* **WHAT IS REQUIRED**
From the listing below, extract each entry exactly as written, minus the images.
------------------------------------------------------------
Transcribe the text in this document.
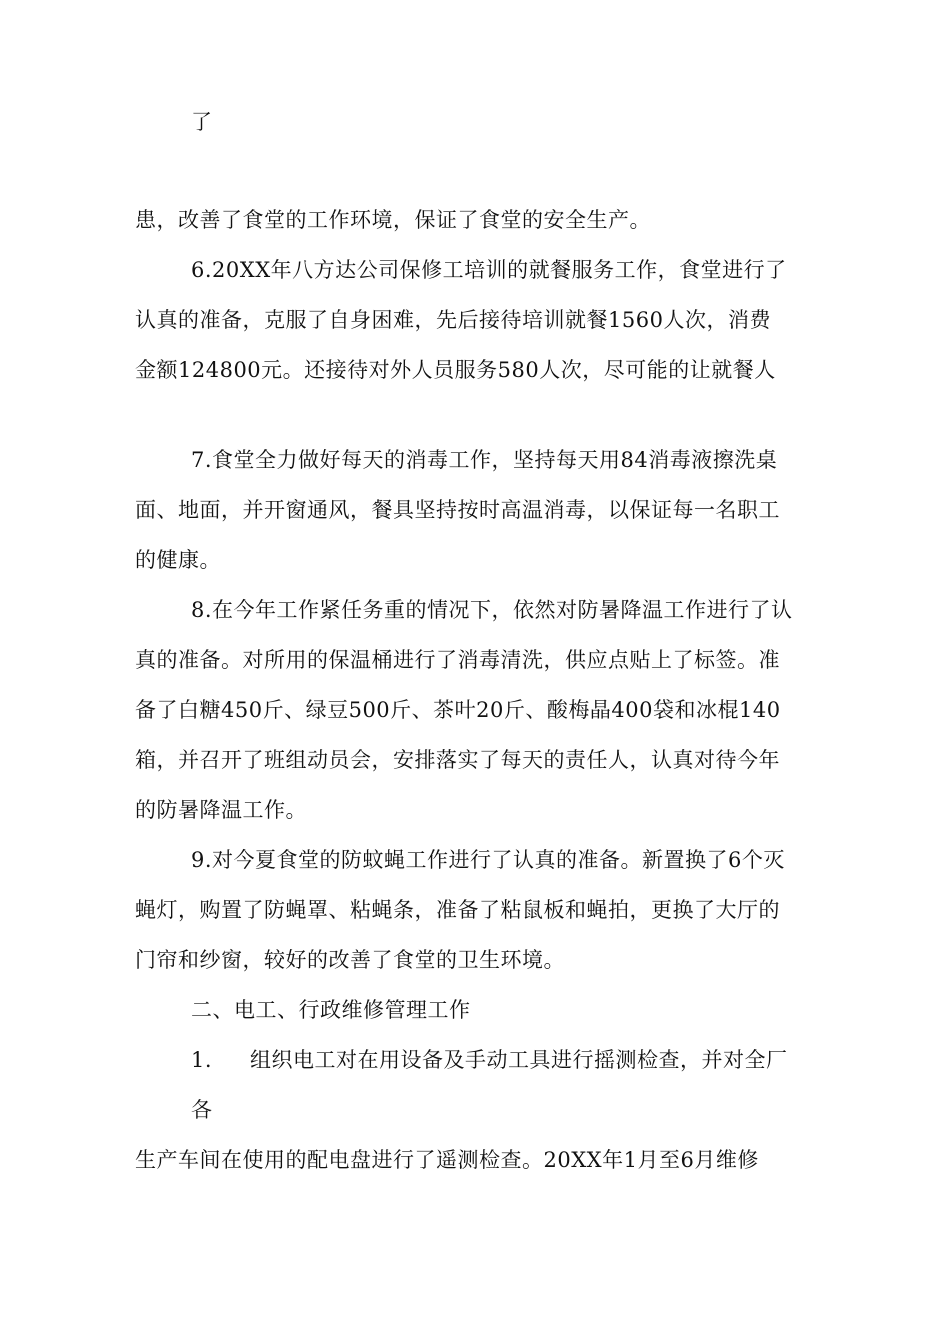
了
患，改善了食堂的工作环境，保证了食堂的安全生产。
6.20XX年八方达公司保修工培训的就餐服务工作，食堂进行了
认真的准备，克服了自身困难，先后接待培训就餐1560人次，消费
金额124800元。还接待对外人员服务580人次，尽可能的让就餐人
7.食堂全力做好每天的消毒工作，坚持每天用84消毒液擦洗桌
面、地面，并开窗通风，餐具坚持按时高温消毒，以保证每一名职工
的健康。
8.在今年工作紧任务重的情况下，依然对防暑降温工作进行了认
真的准备。对所用的保温桶进行了消毒清洗，供应点贴上了标签。准
备了白糖450斤、绿豆500斤、茶叶20斤、酸梅晶400袋和冰棍140
箱，并召开了班组动员会，安排落实了每天的责任人，认真对待今年
的防暑降温工作。
9.对今夏食堂的防蚊蝇工作进行了认真的准备。新置换了6个灭
蝇灯，购置了防蝇罩、粘蝇条，准备了粘鼠板和蝇拍，更换了大厅的
门帘和纱窗，较好的改善了食堂的卫生环境。
二、电工、行政维修管理工作
1. 组织电工对在用设备及手动工具进行摇测检查，并对全厂
各
生产车间在使用的配电盘进行了遥测检查。20XX年1月至6月维修
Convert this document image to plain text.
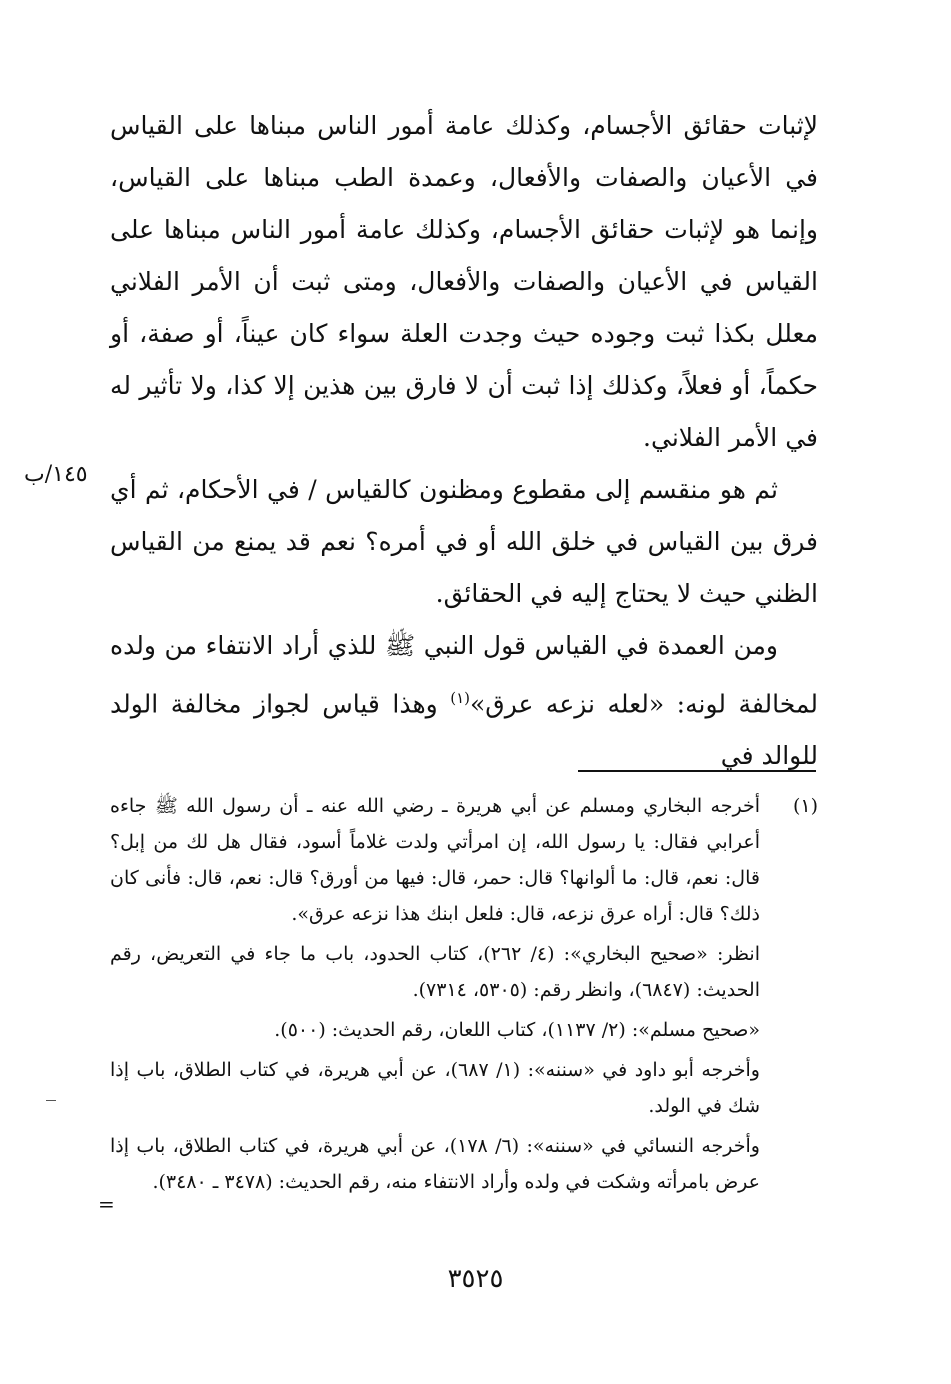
لإثبات حقائق الأجسام، وكذلك عامة أمور الناس مبناها على القياس في الأعيان والصفات والأفعال، وعمدة الطب مبناها على القياس، وإنما هو لإثبات حقائق الأجسام، وكذلك عامة أمور الناس مبناها على القياس في الأعيان والصفات والأفعال، ومتى ثبت أن الأمر الفلاني معلل بكذا ثبت وجوده حيث وجدت العلة سواء كان عيناً، أو صفة، أو حكماً، أو فعلاً، وكذلك إذا ثبت أن لا فارق بين هذين إلا كذا، ولا تأثير له في الأمر الفلاني.

ثم هو منقسم إلى مقطوع ومظنون كالقياس / في الأحكام، ثم أي فرق بين القياس في خلق الله أو في أمره؟ نعم قد يمنع من القياس الظني حيث لا يحتاج إليه في الحقائق.

ومن العمدة في القياس قول النبي ﷺ للذي أراد الانتفاء من ولده لمخالفة لونه: «لعله نزعه عرق»$^{(١)}$ وهذا قياس لجواز مخالفة الولد للوالد في

١٤٥/ب
(١)

أخرجه البخاري ومسلم عن أبي هريرة ـ رضي الله عنه ـ أن رسول الله ﷺ جاءه أعرابي فقال: يا رسول الله، إن امرأتي ولدت غلاماً أسود، فقال هل لك من إبل؟ قال: نعم، قال: ما ألوانها؟ قال: حمر، قال: فيها من أورق؟ قال: نعم، قال: فأنى كان ذلك؟ قال: أراه عرق نزعه، قال: فلعل ابنك هذا نزعه عرق».

انظر: «صحيح البخاري»: (٤/ ٢٦٢)، كتاب الحدود، باب ما جاء في التعريض، رقم الحديث: (٦٨٤٧)، وانظر رقم: (٥٣٠٥، ٧٣١٤).

«صحيح مسلم»: (٢/ ١١٣٧)، كتاب اللعان، رقم الحديث: (٥٠٠).

وأخرجه أبو داود في «سننه»: (١/ ٦٨٧)، عن أبي هريرة، في كتاب الطلاق، باب إذا شك في الولد.

وأخرجه النسائي في «سننه»: (٦/ ١٧٨)، عن أبي هريرة، في كتاب الطلاق، باب إذا عرض بامرأته وشكت في ولده وأراد الانتفاء منه، رقم الحديث: (٣٤٧٨ ـ ٣٤٨٠).

=
٣٥٢٥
------------------------------------------------------------
* **SOLUTION TO THIS PROBLEM**
Transcribe the text in this document.
了
患，改善了食堂的工作环境，保证了食堂的安全生产。
6.20XX年八方达公司保修工培训的就餐服务工作，食堂进行了
认真的准备，克服了自身困难，先后接待培训就餐1560人次，消费
金额124800元。还接待对外人员服务580人次，尽可能的让就餐人
7.食堂全力做好每天的消毒工作，坚持每天用84消毒液擦洗桌
面、地面，并开窗通风，餐具坚持按时高温消毒，以保证每一名职工
的健康。
8.在今年工作紧任务重的情况下，依然对防暑降温工作进行了认
真的准备。对所用的保温桶进行了消毒清洗，供应点贴上了标签。准
备了白糖450斤、绿豆500斤、茶叶20斤、酸梅晶400袋和冰棍140
箱，并召开了班组动员会，安排落实了每天的责任人，认真对待今年
的防暑降温工作。
9.对今夏食堂的防蚊蝇工作进行了认真的准备。新置换了6个灭
蝇灯，购置了防蝇罩、粘蝇条，准备了粘鼠板和蝇拍，更换了大厅的
门帘和纱窗，较好的改善了食堂的卫生环境。
二、电工、行政维修管理工作
1. 组织电工对在用设备及手动工具进行摇测检查，并对全厂
各
生产车间在使用的配电盘进行了遥测检查。20XX年1月至6月维修
Convert this document image to plain text.
لإثبات حقائق الأجسام، وكذلك عامة أمور الناس مبناها على القياس في الأعيان والصفات والأفعال، وعمدة الطب مبناها على القياس، وإنما هو لإثبات حقائق الأجسام، وكذلك عامة أمور الناس مبناها على القياس في الأعيان والصفات والأفعال، ومتى ثبت أن الأمر الفلاني معلل بكذا ثبت وجوده حيث وجدت العلة سواء كان عيناً، أو صفة، أو حكماً، أو فعلاً، وكذلك إذا ثبت أن لا فارق بين هذين إلا كذا، ولا تأثير له في الأمر الفلاني.

ثم هو منقسم إلى مقطوع ومظنون كالقياس / في الأحكام، ثم أي فرق بين القياس في خلق الله أو في أمره؟ نعم قد يمنع من القياس الظني حيث لا يحتاج إليه في الحقائق.

ومن العمدة في القياس قول النبي ﷺ للذي أراد الانتفاء من ولده لمخالفة لونه: «لعله نزعه عرق»$^{(١)}$ وهذا قياس لجواز مخالفة الولد للوالد في

١٤٥/ب
(١)

أخرجه البخاري ومسلم عن أبي هريرة ـ رضي الله عنه ـ أن رسول الله ﷺ جاءه أعرابي فقال: يا رسول الله، إن امرأتي ولدت غلاماً أسود، فقال هل لك من إبل؟ قال: نعم، قال: ما ألوانها؟ قال: حمر، قال: فيها من أورق؟ قال: نعم، قال: فأنى كان ذلك؟ قال: أراه عرق نزعه، قال: فلعل ابنك هذا نزعه عرق».

انظر: «صحيح البخاري»: (٤/ ٢٦٢)، كتاب الحدود، باب ما جاء في التعريض، رقم الحديث: (٦٨٤٧)، وانظر رقم: (٥٣٠٥، ٧٣١٤).

«صحيح مسلم»: (٢/ ١١٣٧)، كتاب اللعان، رقم الحديث: (٥٠٠).

وأخرجه أبو داود في «سننه»: (١/ ٦٨٧)، عن أبي هريرة، في كتاب الطلاق، باب إذا شك في الولد.

وأخرجه النسائي في «سننه»: (٦/ ١٧٨)، عن أبي هريرة، في كتاب الطلاق، باب إذا عرض بامرأته وشكت في ولده وأراد الانتفاء منه، رقم الحديث: (٣٤٧٨ ـ ٣٤٨٠).

=
٣٥٢٥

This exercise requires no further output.